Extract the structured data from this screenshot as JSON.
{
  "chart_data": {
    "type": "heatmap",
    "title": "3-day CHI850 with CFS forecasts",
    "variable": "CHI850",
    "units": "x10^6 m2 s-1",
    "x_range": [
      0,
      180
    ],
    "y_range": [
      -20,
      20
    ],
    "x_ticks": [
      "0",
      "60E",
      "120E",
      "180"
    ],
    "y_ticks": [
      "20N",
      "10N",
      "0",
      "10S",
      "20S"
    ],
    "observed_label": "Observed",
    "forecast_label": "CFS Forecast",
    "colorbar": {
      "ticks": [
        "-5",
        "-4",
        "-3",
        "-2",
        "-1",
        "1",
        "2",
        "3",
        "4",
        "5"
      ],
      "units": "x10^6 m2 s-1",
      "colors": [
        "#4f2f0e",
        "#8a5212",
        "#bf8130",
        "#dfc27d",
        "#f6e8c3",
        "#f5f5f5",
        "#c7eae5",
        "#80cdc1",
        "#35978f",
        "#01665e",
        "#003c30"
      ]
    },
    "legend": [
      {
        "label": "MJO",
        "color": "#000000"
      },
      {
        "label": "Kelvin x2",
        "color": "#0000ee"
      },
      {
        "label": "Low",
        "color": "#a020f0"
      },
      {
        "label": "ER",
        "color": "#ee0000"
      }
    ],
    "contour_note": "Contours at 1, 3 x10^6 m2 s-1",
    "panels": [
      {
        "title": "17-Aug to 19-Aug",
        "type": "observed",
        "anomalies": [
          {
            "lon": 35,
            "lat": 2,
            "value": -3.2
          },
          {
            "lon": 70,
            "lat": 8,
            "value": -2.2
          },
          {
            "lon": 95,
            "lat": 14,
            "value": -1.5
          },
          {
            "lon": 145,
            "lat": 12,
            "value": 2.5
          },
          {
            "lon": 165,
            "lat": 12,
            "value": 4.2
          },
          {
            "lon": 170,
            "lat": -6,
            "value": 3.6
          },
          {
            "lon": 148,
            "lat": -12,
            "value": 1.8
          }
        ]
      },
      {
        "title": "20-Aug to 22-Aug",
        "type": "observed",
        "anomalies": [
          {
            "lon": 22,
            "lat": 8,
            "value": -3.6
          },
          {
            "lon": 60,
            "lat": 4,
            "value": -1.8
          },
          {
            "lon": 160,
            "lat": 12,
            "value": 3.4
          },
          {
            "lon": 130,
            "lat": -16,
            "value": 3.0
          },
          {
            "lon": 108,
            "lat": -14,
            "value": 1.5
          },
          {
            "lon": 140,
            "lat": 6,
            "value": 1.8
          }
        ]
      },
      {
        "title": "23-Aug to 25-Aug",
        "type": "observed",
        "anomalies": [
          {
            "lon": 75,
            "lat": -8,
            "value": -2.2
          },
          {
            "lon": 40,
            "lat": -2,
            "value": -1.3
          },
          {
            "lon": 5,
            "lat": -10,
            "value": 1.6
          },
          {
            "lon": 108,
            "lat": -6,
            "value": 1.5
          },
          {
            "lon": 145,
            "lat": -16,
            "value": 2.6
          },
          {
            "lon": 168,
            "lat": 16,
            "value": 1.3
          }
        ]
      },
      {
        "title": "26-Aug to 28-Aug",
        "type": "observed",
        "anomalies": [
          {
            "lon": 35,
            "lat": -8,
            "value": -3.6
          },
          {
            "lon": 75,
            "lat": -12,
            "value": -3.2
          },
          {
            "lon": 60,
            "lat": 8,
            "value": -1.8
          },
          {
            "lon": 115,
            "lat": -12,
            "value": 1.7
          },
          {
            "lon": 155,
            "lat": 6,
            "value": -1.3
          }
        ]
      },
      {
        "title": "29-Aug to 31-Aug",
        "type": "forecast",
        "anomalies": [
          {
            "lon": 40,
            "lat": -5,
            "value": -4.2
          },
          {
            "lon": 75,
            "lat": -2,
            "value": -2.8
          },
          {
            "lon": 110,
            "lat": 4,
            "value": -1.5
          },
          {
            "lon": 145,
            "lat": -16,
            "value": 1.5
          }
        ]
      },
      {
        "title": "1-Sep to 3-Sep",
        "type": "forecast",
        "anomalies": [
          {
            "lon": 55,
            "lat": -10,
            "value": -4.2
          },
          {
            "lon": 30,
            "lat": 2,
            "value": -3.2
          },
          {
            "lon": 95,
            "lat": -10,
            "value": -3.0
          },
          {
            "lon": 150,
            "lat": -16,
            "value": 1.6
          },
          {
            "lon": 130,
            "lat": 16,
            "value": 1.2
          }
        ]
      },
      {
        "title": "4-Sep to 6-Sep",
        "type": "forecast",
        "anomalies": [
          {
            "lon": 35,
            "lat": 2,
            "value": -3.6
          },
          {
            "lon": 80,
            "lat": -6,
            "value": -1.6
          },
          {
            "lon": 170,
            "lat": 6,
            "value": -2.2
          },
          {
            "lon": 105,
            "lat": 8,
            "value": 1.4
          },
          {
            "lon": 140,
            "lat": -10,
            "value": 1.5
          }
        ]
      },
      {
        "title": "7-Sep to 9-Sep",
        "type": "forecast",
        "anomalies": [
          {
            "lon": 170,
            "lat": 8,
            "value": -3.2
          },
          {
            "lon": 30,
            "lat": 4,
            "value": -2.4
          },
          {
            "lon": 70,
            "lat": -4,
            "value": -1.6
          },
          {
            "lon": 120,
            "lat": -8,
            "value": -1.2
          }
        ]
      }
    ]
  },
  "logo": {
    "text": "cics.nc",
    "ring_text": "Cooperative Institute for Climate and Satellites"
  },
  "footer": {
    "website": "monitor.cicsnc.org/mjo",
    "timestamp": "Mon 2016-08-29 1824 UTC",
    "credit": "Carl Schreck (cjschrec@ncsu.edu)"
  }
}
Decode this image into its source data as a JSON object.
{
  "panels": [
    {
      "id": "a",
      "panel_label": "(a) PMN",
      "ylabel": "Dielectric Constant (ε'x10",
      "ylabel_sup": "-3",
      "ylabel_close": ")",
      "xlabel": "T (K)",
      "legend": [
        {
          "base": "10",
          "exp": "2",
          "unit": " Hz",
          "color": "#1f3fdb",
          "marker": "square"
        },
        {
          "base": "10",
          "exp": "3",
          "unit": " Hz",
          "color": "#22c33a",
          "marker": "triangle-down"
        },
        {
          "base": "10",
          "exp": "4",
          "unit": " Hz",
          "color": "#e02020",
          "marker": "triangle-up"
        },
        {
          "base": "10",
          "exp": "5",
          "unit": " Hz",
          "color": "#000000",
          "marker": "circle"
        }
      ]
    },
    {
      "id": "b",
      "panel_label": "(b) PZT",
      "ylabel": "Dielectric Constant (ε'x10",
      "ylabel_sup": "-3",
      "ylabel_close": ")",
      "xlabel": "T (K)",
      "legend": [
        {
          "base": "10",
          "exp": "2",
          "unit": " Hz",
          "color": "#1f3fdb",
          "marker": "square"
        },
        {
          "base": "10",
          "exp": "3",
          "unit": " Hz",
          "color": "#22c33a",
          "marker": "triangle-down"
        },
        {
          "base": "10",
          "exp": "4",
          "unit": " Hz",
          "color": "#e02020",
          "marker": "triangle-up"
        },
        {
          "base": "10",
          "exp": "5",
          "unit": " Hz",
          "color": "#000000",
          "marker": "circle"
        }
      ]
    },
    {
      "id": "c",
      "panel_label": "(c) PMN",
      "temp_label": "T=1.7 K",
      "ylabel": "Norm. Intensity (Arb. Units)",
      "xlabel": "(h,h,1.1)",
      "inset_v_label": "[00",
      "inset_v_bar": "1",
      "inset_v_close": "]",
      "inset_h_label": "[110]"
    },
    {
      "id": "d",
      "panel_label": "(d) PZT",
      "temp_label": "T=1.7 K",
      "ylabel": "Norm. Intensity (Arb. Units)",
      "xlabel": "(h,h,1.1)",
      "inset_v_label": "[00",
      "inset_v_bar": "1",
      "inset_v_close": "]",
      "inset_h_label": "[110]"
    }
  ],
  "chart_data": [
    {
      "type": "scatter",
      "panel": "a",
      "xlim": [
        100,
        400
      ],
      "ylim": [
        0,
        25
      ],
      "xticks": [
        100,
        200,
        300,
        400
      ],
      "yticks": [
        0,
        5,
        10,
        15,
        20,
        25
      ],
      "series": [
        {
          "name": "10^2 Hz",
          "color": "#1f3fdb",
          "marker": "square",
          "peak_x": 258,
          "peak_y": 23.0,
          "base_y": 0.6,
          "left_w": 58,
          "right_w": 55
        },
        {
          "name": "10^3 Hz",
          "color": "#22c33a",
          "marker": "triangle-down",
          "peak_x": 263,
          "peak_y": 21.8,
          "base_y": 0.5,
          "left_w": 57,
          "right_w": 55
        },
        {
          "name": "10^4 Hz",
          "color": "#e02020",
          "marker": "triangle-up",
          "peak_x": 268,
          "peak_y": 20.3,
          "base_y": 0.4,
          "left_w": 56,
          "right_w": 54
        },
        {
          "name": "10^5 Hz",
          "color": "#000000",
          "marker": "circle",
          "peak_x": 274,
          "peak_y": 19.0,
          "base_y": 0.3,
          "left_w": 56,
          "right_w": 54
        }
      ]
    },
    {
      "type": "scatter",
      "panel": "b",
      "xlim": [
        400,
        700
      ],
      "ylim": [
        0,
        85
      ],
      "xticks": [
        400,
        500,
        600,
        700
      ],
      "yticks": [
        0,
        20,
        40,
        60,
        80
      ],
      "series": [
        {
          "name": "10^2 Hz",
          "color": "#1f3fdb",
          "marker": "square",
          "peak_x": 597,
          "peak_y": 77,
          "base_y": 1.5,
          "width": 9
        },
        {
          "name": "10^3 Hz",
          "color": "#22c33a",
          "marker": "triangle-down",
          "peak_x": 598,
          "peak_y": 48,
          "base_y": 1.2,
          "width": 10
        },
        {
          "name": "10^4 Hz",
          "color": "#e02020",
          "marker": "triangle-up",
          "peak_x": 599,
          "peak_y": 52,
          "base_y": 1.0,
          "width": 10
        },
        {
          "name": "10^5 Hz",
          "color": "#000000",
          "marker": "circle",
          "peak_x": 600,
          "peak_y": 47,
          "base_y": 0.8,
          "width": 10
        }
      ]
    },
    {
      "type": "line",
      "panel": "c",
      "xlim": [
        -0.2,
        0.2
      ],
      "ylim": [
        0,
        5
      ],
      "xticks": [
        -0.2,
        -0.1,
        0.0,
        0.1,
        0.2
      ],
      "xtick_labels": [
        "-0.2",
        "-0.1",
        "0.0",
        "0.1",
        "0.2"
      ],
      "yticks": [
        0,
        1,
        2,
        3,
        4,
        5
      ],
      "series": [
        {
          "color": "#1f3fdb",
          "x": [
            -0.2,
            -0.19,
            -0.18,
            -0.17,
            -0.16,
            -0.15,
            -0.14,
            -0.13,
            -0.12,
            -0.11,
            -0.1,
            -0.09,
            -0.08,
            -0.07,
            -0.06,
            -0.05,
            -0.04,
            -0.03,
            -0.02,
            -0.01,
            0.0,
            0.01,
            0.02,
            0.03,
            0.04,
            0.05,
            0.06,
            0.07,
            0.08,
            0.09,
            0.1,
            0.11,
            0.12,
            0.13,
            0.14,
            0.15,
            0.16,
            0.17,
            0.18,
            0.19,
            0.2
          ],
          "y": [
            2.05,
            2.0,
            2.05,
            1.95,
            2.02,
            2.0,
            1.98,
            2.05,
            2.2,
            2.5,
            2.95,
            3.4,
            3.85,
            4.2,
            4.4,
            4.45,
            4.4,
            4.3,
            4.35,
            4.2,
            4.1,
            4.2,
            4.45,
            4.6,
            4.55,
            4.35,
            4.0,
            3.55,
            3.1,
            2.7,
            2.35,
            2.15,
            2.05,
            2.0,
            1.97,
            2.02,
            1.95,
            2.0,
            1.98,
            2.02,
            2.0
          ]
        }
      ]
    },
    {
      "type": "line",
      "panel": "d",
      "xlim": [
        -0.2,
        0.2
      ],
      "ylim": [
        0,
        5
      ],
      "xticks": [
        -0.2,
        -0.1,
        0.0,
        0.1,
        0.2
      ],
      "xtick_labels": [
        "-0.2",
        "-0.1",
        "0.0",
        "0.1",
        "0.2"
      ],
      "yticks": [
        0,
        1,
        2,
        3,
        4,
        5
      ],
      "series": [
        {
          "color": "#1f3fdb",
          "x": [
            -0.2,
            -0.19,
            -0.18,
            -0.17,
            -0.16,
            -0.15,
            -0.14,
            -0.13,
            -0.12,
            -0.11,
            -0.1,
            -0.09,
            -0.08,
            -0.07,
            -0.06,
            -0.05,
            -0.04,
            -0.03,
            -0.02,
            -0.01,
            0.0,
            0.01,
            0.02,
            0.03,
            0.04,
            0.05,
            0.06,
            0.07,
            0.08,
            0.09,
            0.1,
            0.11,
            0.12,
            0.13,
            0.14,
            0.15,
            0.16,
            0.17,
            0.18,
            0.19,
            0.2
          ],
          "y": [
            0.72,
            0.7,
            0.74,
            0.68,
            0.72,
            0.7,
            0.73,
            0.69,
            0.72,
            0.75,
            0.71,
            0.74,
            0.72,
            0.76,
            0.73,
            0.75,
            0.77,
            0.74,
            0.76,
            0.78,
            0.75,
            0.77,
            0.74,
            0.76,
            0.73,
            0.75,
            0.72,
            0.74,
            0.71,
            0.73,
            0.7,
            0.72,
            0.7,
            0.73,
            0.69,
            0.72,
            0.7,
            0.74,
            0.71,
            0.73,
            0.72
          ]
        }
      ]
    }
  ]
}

- - - - - - -

-- Exercise details --
Look through the entries above; copy every line holding the string "this".

-- Output --
Extract the structured data from this screenshot as JSON.
Decode this image into its source data as a JSON object.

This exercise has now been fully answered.